Begin Record list

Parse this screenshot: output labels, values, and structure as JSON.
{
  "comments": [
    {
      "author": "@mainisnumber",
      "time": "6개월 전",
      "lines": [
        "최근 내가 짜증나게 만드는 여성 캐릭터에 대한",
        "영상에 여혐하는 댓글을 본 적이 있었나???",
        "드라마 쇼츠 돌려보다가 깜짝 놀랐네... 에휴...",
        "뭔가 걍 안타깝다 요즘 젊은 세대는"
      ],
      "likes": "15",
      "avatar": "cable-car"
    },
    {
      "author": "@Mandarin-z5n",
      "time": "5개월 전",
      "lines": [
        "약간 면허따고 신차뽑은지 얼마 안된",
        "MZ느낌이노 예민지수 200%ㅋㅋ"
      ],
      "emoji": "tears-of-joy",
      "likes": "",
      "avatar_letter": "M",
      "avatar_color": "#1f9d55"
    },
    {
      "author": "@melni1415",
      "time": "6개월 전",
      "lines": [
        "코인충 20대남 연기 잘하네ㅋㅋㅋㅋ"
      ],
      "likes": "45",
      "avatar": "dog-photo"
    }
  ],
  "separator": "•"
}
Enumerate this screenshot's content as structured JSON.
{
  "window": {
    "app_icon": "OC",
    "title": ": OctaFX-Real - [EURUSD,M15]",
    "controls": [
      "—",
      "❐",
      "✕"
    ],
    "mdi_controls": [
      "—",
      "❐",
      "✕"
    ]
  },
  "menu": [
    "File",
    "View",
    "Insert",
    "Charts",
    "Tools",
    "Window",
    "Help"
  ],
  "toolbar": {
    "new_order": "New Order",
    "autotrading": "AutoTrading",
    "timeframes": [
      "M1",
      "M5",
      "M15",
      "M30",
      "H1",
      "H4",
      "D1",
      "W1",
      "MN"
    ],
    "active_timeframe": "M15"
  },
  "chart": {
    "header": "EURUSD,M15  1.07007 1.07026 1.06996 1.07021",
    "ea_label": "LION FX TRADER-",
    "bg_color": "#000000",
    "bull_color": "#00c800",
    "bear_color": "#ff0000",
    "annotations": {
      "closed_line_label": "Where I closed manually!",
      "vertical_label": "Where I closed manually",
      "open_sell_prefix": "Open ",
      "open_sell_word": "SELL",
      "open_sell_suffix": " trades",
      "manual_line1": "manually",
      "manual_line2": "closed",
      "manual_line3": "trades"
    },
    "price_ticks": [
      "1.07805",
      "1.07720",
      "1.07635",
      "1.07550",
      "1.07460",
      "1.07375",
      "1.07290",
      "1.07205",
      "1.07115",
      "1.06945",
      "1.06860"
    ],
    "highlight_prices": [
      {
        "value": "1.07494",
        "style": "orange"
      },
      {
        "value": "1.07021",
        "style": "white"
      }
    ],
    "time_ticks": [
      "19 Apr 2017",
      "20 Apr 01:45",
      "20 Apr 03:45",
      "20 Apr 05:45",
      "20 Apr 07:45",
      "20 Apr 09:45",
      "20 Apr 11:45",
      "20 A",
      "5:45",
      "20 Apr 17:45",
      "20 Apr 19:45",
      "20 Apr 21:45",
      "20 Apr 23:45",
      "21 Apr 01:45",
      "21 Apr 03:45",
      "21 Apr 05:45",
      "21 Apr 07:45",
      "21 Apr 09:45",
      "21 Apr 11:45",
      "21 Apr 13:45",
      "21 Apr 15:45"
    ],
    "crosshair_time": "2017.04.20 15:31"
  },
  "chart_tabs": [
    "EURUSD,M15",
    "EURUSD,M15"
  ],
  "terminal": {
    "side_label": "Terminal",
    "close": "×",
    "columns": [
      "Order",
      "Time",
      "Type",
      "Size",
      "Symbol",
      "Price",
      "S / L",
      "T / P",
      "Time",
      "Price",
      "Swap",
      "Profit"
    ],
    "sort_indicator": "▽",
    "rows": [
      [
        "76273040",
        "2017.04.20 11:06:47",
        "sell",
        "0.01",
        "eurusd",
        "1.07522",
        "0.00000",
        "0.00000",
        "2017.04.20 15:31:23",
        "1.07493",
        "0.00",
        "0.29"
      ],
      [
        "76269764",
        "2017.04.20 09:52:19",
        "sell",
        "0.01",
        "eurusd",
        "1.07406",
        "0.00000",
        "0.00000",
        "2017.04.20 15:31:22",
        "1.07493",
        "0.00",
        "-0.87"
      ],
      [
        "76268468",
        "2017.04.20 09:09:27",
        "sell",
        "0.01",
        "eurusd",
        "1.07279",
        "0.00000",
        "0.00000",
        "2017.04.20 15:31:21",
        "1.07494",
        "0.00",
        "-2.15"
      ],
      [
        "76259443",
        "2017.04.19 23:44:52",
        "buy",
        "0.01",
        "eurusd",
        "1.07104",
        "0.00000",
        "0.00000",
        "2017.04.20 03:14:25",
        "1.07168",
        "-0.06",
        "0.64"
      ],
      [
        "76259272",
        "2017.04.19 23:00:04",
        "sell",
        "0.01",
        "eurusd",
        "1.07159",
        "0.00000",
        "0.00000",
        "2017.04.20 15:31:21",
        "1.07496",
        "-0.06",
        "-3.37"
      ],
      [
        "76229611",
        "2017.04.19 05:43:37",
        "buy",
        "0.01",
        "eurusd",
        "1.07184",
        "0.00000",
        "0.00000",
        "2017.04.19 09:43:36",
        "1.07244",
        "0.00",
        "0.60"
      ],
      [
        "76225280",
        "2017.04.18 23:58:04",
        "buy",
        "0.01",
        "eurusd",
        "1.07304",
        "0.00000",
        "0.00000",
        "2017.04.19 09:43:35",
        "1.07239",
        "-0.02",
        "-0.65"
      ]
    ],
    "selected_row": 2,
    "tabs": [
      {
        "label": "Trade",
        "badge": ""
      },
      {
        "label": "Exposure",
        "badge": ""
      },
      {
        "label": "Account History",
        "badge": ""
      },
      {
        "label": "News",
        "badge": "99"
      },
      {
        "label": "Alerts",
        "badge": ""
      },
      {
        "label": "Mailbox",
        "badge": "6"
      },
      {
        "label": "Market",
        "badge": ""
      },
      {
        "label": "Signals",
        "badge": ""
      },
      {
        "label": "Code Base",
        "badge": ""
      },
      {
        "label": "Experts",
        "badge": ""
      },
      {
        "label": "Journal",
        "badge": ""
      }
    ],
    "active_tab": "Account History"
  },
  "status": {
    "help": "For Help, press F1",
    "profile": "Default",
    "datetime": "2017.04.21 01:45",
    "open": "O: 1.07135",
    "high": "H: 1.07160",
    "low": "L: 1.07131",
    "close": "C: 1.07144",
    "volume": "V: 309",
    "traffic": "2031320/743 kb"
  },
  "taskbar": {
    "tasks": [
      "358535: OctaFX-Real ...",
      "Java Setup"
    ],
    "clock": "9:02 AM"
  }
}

End Record list

◆ **Work to complete**
Within the listing above, find every line containing the string "Account" and return it.

◆ **Expected answer**
        "label": "Account History",
    "active_tab": "Account History"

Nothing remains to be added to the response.